Task to complete: Format the rows below as a Markdown table with columns No. and Line, one numbered line per table row. Skip blank lines and omit the pictures.

Given data:
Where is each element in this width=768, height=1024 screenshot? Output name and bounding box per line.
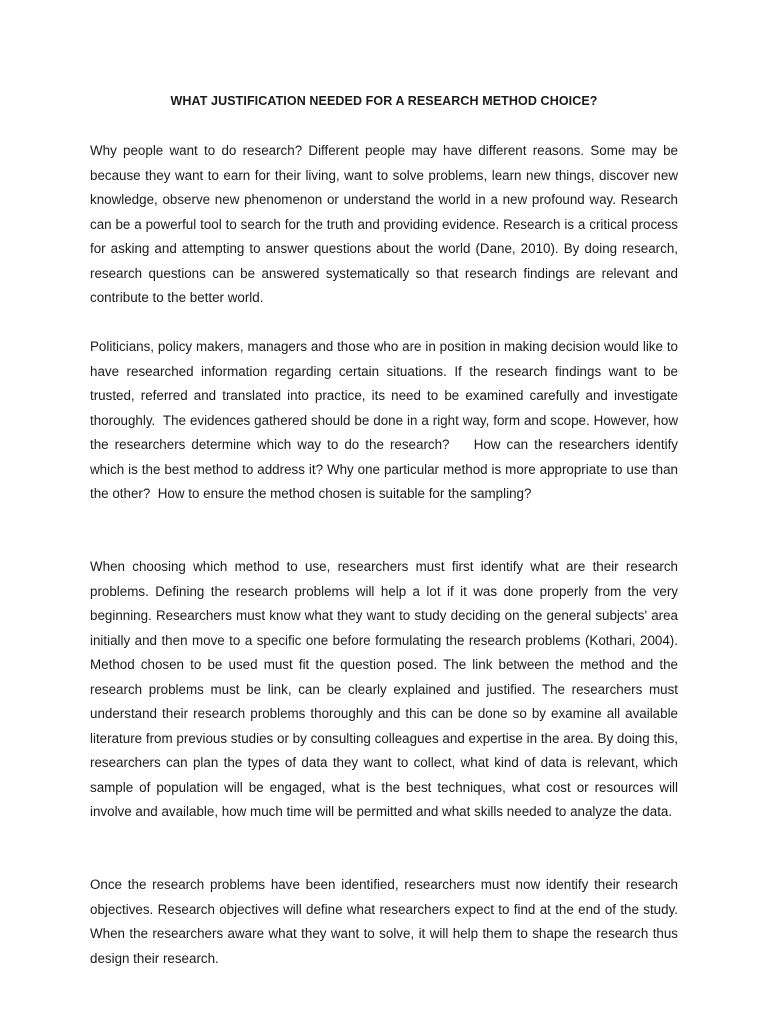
document-title: WHAT JUSTIFICATION NEEDED FOR A RESEARCH METHOD CHOICE? [170,94,598,108]
paragraph-3: When choosing which method to use, researchers must first identify what are their research problems. Defining the research problems will help a lot if it was done properly from the very beginning. Researchers must know what they want to study deciding on the general subjects' area initially and then move to a specific one before formulating the research problems (Kothari, 2004). Method chosen to be used must fit the question posed. The link between the method and the research problems must be link, can be clearly explained and justified. The researchers must understand their research problems thoroughly and this can be done so by examine all available literature from previous studies or by consulting colleagues and expertise in the area. By doing this, researchers can plan the types of data they want to collect, what kind of data is relevant, which sample of population will be engaged, what is the best techniques, what cost or resources will involve and available, how much time will be permitted and what skills needed to analyze the data. [90,559,682,819]
paragraph-2: Politicians, policy makers, managers and those who are in position in making decision would like to have researched information regarding certain situations. If the research findings want to be trusted, referred and translated into practice, its need to be examined carefully and investigate thoroughly. The evidences gathered should be done in a right way, form and scope. However, how the researchers determine which way to do the research? How can the researchers identify which is the best method to address it? Why one particular method is more appropriate to use than the other? How to ensure the method chosen is suitable for the sampling? [90,339,682,501]
paragraph-4: Once the research problems have been identified, researchers must now identify their research objectives. Research objectives will define what researchers expect to find at the end of the study. When the researchers aware what they want to solve, it will help them to shape the research thus design their research. [90,877,682,966]
paragraph-1: Why people want to do research? Different people may have different reasons. Some may be because they want to earn for their living, want to solve problems, learn new things, discover new knowledge, observe new phenomenon or understand the world in a new profound way. Research can be a powerful tool to search for the truth and providing evidence. Research is a critical process for asking and attempting to answer questions about the world (Dane, 2010). By doing research, research questions can be answered systematically so that research findings are relevant and contribute to the better world. [90,143,682,305]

Output for this exercise:
| No. | Line |
|---|---|
| 1 | Where is each element in this width=768, height=1024 screenshot? Output name and bounding box per line. |
| 2 | document-title: WHAT JUSTIFICATION NEEDED FOR A RESEARCH METHOD CHOICE? [170,94,598,108] |
| 3 | paragraph-3: When choosing which method to use, researchers must first identify what are their research problems. Defining the research problems will help a lot if it was done properly from the very beginning. Researchers must know what they want to study deciding on the general subjects' area initially and then move to a specific one before formulating the research problems (Kothari, 2004). Method chosen to be used must fit the question posed. The link between the method and the research problems must be link, can be clearly explained and justified. The researchers must understand their research problems thoroughly and this can be done so by examine all available literature from previous studies or by consulting colleagues and expertise in the area. By doing this, researchers can plan the types of data they want to collect, what kind of data is relevant, which sample of population will be engaged, what is the best techniques, what cost or resources will involve and available, how much time will be permitted and what skills needed to analyze the data. [90,559,682,819] |
| 4 | paragraph-2: Politicians, policy makers, managers and those who are in position in making decision would like to have researched information regarding certain situations. If the research findings want to be trusted, referred and translated into practice, its need to be examined carefully and investigate thoroughly. The evidences gathered should be done in a right way, form and scope. However, how the researchers determine which way to do the research? How can the researchers identify which is the best method to address it? Why one particular method is more appropriate to use than the other? How to ensure the method chosen is suitable for the sampling? [90,339,682,501] |
| 5 | paragraph-4: Once the research problems have been identified, researchers must now identify their research objectives. Research objectives will define what researchers expect to find at the end of the study. When the researchers aware what they want to solve, it will help them to shape the research thus design their research. [90,877,682,966] |
| 6 | paragraph-1: Why people want to do research? Different people may have different reasons. Some may be because they want to earn for their living, want to solve problems, learn new things, discover new knowledge, observe new phenomenon or understand the world in a new profound way. Research can be a powerful tool to search for the truth and providing evidence. Research is a critical process for asking and attempting to answer questions about the world (Dane, 2010). By doing research, research questions can be answered systematically so that research findings are relevant and contribute to the better world. [90,143,682,305] |